▸ **Stated exercise**:
Copy out all lines of the records in which the word "Config" appears.

▸ **Data supplied**:

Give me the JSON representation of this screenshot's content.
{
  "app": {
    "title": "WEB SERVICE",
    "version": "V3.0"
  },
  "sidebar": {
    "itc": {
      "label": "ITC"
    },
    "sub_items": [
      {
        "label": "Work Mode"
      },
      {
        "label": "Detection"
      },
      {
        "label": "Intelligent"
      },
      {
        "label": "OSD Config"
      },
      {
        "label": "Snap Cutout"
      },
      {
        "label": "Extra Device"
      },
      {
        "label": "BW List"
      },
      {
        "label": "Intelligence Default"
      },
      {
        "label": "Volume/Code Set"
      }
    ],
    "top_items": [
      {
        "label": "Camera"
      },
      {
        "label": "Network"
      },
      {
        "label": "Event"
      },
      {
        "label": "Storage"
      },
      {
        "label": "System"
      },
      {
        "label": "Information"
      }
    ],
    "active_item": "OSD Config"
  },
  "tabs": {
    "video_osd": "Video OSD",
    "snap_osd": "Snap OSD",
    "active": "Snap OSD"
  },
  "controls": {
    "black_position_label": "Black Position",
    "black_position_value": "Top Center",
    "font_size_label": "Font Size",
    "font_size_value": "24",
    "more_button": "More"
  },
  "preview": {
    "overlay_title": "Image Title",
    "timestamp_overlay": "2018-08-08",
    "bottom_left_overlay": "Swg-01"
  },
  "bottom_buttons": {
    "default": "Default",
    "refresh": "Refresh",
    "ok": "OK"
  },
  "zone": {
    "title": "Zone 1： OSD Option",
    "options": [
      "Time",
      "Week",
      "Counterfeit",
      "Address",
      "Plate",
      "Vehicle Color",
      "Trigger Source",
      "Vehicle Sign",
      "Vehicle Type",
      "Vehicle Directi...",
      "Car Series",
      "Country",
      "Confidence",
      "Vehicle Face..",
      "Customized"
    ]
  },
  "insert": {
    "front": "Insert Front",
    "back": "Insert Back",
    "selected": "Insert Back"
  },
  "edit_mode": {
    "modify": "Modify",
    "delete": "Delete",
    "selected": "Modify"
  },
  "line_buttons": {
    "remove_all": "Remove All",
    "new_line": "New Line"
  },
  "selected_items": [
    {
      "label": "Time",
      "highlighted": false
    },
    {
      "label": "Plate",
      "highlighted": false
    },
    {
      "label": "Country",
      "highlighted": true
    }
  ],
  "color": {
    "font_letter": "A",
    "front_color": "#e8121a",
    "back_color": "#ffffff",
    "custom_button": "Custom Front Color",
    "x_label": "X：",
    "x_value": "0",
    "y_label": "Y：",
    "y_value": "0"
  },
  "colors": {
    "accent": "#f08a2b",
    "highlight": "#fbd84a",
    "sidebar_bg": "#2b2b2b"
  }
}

▸ **Answer for the task**:
        "label": "OSD Config"
    "active_item": "OSD Config"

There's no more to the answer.